### [Task to complete]
The entries below are to be transcribed in full, without their images.

### [Available records]
----------------

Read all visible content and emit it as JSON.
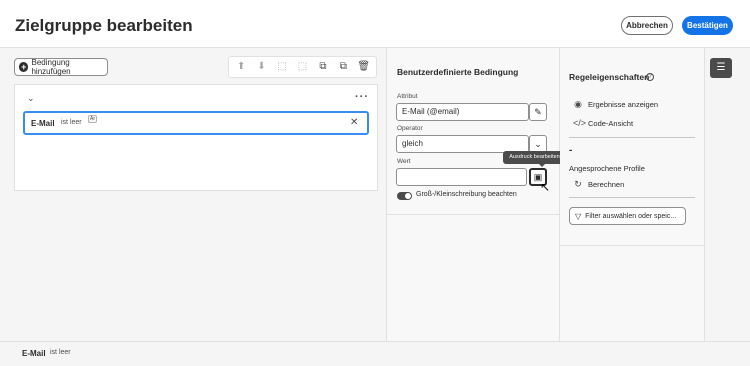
{
  "header": {
    "title": "Zielgruppe bearbeiten",
    "cancel_label": "Abbrechen",
    "confirm_label": "Bestätigen"
  },
  "canvas": {
    "add_condition_label": "Bedingung hinzufügen",
    "toolbar_icons": [
      "arrow-up-icon",
      "arrow-down-icon",
      "group-icon",
      "ungroup-icon",
      "copy-icon",
      "duplicate-icon",
      "delete-icon"
    ],
    "condition": {
      "attribute": "E-Mail",
      "operator": "ist leer",
      "badge": "Ar"
    }
  },
  "status_bar": {
    "attribute": "E-Mail",
    "operator": "ist leer"
  },
  "custom_condition": {
    "heading": "Benutzerdefinierte Bedingung",
    "attribute_label": "Attribut",
    "attribute_value": "E-Mail (@email)",
    "operator_label": "Operator",
    "operator_value": "gleich",
    "value_label": "Wert",
    "value_value": "",
    "case_sensitive_label": "Groß-/Kleinschreibung beachten",
    "case_sensitive_on": true,
    "tooltip": "Ausdruck bearbeiten"
  },
  "rule_properties": {
    "heading": "Regeleigenschaften",
    "show_results_label": "Ergebnisse anzeigen",
    "code_view_label": "Code-Ansicht",
    "profiles_count": "-",
    "targeted_profiles_label": "Angesprochene Profile",
    "calculate_label": "Berechnen",
    "filter_placeholder": "Filter auswählen oder speic..."
  }
}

----------------

### [The answer]
Read all visible content and emit it as JSON.
{
  "header": {
    "title": "Zielgruppe bearbeiten",
    "cancel_label": "Abbrechen",
    "confirm_label": "Bestätigen"
  },
  "canvas": {
    "add_condition_label": "Bedingung hinzufügen",
    "toolbar_icons": [
      "arrow-up-icon",
      "arrow-down-icon",
      "group-icon",
      "ungroup-icon",
      "copy-icon",
      "duplicate-icon",
      "delete-icon"
    ],
    "condition": {
      "attribute": "E-Mail",
      "operator": "ist leer",
      "badge": "Ar"
    }
  },
  "status_bar": {
    "attribute": "E-Mail",
    "operator": "ist leer"
  },
  "custom_condition": {
    "heading": "Benutzerdefinierte Bedingung",
    "attribute_label": "Attribut",
    "attribute_value": "E-Mail (@email)",
    "operator_label": "Operator",
    "operator_value": "gleich",
    "value_label": "Wert",
    "value_value": "",
    "case_sensitive_label": "Groß-/Kleinschreibung beachten",
    "case_sensitive_on": true,
    "tooltip": "Ausdruck bearbeiten"
  },
  "rule_properties": {
    "heading": "Regeleigenschaften",
    "show_results_label": "Ergebnisse anzeigen",
    "code_view_label": "Code-Ansicht",
    "profiles_count": "-",
    "targeted_profiles_label": "Angesprochene Profile",
    "calculate_label": "Berechnen",
    "filter_placeholder": "Filter auswählen oder speic..."
  }
}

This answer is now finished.